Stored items
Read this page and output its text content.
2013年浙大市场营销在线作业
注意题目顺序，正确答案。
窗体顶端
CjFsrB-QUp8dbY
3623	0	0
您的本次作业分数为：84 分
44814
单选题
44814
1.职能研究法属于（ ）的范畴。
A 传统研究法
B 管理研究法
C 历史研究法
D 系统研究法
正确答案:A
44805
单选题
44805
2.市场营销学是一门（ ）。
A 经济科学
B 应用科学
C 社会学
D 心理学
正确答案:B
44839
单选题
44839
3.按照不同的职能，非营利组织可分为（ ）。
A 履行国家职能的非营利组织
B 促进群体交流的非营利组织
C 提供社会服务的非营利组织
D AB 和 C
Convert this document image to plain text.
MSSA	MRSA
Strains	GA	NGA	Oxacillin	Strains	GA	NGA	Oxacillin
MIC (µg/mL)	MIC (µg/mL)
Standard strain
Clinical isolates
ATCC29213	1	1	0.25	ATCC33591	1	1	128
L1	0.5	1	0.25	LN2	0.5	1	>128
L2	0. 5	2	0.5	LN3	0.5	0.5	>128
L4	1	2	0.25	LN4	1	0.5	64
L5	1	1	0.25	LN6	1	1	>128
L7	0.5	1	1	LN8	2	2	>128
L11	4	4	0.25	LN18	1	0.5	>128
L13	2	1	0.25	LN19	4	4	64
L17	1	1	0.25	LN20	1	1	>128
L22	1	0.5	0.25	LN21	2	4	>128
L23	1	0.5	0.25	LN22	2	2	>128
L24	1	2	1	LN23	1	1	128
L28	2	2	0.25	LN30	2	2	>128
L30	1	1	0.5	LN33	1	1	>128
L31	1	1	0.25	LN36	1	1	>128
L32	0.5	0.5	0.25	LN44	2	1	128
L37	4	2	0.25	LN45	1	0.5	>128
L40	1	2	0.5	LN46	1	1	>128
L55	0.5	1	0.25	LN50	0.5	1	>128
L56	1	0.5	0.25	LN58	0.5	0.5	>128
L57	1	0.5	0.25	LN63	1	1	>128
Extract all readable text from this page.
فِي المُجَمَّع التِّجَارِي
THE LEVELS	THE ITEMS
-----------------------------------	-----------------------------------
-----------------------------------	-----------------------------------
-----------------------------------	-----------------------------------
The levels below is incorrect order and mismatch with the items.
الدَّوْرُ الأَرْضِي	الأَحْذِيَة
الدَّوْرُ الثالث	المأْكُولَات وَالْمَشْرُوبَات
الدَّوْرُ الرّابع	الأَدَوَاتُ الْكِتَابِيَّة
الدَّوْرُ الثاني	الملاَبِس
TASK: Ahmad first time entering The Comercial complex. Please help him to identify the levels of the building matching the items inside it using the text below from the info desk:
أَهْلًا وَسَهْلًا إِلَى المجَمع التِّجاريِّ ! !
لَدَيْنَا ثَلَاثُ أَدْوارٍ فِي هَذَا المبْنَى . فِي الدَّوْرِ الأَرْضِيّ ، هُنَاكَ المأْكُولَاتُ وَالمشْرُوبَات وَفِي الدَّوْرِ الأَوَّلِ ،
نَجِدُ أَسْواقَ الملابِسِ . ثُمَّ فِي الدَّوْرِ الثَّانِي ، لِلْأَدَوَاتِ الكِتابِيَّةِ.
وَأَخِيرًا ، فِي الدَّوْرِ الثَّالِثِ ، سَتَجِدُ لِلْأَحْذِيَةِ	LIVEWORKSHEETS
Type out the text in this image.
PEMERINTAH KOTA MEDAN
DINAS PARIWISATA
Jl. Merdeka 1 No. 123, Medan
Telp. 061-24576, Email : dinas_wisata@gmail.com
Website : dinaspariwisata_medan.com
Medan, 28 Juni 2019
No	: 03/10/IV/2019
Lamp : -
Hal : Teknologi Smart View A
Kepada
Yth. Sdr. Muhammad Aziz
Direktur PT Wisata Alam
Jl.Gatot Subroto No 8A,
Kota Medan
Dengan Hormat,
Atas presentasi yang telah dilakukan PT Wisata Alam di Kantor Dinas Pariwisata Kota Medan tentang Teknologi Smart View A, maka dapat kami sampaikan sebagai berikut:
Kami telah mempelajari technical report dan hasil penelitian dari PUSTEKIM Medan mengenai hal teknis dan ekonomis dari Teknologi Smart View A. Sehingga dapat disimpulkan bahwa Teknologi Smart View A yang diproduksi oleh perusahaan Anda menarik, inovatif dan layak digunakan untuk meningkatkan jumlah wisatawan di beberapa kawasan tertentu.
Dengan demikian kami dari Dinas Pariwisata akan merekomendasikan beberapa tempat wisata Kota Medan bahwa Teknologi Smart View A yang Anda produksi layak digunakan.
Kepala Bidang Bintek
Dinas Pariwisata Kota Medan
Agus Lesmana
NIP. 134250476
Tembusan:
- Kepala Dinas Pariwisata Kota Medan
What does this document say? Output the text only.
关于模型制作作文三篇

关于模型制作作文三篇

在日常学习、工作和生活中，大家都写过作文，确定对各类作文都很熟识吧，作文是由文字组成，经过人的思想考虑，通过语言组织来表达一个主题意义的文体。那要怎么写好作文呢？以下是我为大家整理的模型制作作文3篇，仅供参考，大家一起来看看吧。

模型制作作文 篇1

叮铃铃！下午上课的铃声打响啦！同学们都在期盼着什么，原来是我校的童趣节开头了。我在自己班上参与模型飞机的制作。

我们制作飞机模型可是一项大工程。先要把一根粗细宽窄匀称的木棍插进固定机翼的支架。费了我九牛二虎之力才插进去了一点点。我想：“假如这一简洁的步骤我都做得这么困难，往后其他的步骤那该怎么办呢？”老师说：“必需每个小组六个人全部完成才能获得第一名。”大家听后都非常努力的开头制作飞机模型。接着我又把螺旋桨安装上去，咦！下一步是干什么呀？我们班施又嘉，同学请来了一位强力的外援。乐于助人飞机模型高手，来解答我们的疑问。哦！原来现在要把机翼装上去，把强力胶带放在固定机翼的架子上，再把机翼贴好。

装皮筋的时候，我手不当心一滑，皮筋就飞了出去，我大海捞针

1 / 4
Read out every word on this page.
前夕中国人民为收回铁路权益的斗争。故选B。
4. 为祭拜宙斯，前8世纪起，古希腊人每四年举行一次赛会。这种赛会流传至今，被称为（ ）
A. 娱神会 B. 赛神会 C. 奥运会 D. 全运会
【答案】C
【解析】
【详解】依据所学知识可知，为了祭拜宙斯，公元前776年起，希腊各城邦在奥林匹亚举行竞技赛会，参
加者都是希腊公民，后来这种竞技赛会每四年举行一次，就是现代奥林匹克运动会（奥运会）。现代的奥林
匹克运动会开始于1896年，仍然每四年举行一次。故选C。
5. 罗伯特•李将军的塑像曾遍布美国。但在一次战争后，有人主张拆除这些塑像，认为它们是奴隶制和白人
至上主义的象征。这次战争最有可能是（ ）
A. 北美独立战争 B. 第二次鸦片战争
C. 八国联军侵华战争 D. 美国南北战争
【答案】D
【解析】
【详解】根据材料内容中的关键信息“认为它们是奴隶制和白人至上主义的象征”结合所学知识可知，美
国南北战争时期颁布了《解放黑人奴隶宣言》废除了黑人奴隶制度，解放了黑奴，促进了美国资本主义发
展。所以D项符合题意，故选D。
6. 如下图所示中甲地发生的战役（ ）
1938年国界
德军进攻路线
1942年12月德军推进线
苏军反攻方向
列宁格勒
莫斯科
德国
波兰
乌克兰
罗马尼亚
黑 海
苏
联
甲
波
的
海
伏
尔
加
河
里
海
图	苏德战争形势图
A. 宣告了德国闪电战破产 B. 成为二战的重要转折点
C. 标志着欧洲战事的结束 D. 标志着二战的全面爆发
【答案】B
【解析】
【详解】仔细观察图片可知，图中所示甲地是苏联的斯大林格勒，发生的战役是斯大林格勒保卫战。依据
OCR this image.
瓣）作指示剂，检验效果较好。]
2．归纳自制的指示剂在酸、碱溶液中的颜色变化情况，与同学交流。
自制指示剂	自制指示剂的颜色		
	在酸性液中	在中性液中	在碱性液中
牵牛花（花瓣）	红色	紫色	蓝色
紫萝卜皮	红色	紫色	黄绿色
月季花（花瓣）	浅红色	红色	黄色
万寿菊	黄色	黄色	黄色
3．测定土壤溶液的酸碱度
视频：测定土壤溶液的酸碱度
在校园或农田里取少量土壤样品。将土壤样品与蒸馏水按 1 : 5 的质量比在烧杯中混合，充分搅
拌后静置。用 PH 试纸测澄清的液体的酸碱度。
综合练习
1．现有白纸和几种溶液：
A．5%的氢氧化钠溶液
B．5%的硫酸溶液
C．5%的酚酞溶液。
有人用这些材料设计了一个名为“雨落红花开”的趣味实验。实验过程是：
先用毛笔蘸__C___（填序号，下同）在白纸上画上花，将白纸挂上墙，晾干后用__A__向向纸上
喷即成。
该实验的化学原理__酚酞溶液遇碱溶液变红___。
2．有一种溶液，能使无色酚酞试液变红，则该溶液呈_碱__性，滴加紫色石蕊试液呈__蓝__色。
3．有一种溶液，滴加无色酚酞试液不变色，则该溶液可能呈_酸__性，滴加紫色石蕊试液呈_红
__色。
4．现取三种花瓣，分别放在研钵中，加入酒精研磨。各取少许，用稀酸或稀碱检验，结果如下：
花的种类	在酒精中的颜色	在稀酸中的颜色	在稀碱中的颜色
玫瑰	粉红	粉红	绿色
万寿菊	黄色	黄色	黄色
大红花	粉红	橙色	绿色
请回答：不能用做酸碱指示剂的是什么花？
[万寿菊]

• WHAT IS EXPECTED
Go through the listing above and pull out each line containing the word "page".

• SOLUTION FOR THIS EXERCISE
Read this page and output its text content.
Extract all readable text from this page.
Read out every word on this page.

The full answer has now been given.